А об Ибсене все забыли уже и думать! А он думал..." Художественный театр звали, и справедливо, театром Чехова. Но и благодарный Чехов, воскрешенный этим театром к призванию и успеху драматурга, после недостойного отношения к пьесам его на казенных сценах сроднился с Художественным театром до полной неразрывности. Женитьба писателя на талантливой артистке О.Л. Книппер закрепила его тесное дружество с делом Станиславского и Немировича-Данченко. Вряд ли Антон Павлович меньше любил театр их и думал о нем не столько же, как они сами. В письме, полученном мною от Чехова всего шесть недель назад, дышит такая теплая, хорошая любовь к этому симпатичному делу.

(Записи из набора данных)
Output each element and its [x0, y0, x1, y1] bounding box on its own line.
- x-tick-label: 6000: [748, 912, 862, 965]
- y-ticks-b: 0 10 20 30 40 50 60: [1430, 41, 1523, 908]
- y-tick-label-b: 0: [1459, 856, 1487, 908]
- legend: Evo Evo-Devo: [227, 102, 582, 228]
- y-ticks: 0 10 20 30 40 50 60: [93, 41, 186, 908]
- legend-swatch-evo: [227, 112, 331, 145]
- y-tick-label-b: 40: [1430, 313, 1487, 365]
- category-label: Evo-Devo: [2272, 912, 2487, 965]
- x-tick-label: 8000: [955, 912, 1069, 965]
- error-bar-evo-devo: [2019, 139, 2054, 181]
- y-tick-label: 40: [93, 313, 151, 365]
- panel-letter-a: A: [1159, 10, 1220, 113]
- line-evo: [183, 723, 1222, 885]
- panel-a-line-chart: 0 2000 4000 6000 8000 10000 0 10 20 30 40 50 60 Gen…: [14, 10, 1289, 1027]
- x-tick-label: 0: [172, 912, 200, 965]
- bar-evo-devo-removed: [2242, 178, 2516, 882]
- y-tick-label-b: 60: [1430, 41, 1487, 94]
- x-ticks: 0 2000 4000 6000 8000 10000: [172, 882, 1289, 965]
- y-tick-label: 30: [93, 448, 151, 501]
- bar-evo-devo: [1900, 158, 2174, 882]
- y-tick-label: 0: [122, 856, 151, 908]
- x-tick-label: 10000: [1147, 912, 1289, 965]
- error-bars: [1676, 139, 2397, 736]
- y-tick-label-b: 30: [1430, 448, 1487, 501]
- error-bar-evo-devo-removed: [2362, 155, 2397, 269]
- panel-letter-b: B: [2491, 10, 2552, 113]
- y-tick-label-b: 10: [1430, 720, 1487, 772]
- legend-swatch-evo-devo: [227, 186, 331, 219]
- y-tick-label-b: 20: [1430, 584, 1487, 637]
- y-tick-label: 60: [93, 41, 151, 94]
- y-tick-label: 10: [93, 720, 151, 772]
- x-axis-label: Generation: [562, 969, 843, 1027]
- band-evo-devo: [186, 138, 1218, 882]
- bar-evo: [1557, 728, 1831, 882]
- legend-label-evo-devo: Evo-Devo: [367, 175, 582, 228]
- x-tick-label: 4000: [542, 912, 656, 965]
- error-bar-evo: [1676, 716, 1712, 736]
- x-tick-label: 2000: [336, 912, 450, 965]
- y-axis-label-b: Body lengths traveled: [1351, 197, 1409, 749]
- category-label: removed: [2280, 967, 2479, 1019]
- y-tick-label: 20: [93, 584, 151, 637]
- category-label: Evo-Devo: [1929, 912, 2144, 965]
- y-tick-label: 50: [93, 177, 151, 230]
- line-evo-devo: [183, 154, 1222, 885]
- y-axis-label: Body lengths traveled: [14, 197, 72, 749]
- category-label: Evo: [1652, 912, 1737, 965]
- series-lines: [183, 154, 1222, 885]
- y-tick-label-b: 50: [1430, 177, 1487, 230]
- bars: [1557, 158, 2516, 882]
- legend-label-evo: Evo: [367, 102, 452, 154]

### ЗАДАНИЯ
1) Повторите слово в слово весь текст о Чехове и Художественном театре.
2) Воспроизведите без изменений фрагмент записей, который идет от самого начала записей до строки, содержащей «- y-tick-label: 50: [93, 177, 151, 230]». Обе границы включите.

### ОЖИДАЕМЫЕ ОТВЕТЫ
1)
А об Ибсене все забыли уже и думать! А он думал..." Художественный театр звали, и справедливо, театром Чехова. Но и благодарный Чехов, воскрешенный этим театром к призванию и успеху драматурга, после недостойного отношения к пьесам его на казенных сценах сроднился с Художественным театром до полной неразрывности. Женитьба писателя на талантливой артистке О.Л. Книппер закрепила его тесное дружество с делом Станиславского и Немировича-Данченко. Вряд ли Антон Павлович меньше любил театр их и думал о нем не столько же, как они сами. В письме, полученном мною от Чехова всего шесть недель назад, дышит такая теплая, хорошая любовь к этому симпатичному делу.

2)
Output each element and its [x0, y0, x1, y1] bounding box on its own line.
- x-tick-label: 6000: [748, 912, 862, 965]
- y-ticks-b: 0 10 20 30 40 50 60: [1430, 41, 1523, 908]
- y-tick-label-b: 0: [1459, 856, 1487, 908]
- legend: Evo Evo-Devo: [227, 102, 582, 228]
- y-ticks: 0 10 20 30 40 50 60: [93, 41, 186, 908]
- legend-swatch-evo: [227, 112, 331, 145]
- y-tick-label-b: 40: [1430, 313, 1487, 365]
- category-label: Evo-Devo: [2272, 912, 2487, 965]
- x-tick-label: 8000: [955, 912, 1069, 965]
- error-bar-evo-devo: [2019, 139, 2054, 181]
- y-tick-label: 40: [93, 313, 151, 365]
- panel-letter-a: A: [1159, 10, 1220, 113]
- line-evo: [183, 723, 1222, 885]
- panel-a-line-chart: 0 2000 4000 6000 8000 10000 0 10 20 30 40 50 60 Gen…: [14, 10, 1289, 1027]
- x-tick-label: 0: [172, 912, 200, 965]
- bar-evo-devo-removed: [2242, 178, 2516, 882]
- y-tick-label-b: 60: [1430, 41, 1487, 94]
- x-ticks: 0 2000 4000 6000 8000 10000: [172, 882, 1289, 965]
- y-tick-label: 30: [93, 448, 151, 501]
- bar-evo-devo: [1900, 158, 2174, 882]
- y-tick-label: 0: [122, 856, 151, 908]
- x-tick-label: 10000: [1147, 912, 1289, 965]
- error-bars: [1676, 139, 2397, 736]
- y-tick-label-b: 30: [1430, 448, 1487, 501]
- error-bar-evo-devo-removed: [2362, 155, 2397, 269]
- panel-letter-b: B: [2491, 10, 2552, 113]
- y-tick-label-b: 10: [1430, 720, 1487, 772]
- legend-swatch-evo-devo: [227, 186, 331, 219]
- y-tick-label-b: 20: [1430, 584, 1487, 637]
- y-tick-label: 60: [93, 41, 151, 94]
- y-tick-label: 10: [93, 720, 151, 772]
- x-axis-label: Generation: [562, 969, 843, 1027]
- band-evo-devo: [186, 138, 1218, 882]
- bar-evo: [1557, 728, 1831, 882]
- legend-label-evo-devo: Evo-Devo: [367, 175, 582, 228]
- x-tick-label: 4000: [542, 912, 656, 965]
- error-bar-evo: [1676, 716, 1712, 736]
- x-tick-label: 2000: [336, 912, 450, 965]
- y-axis-label-b: Body lengths traveled: [1351, 197, 1409, 749]
- category-label: removed: [2280, 967, 2479, 1019]
- y-tick-label: 20: [93, 584, 151, 637]
- category-label: Evo-Devo: [1929, 912, 2144, 965]
- y-tick-label: 50: [93, 177, 151, 230]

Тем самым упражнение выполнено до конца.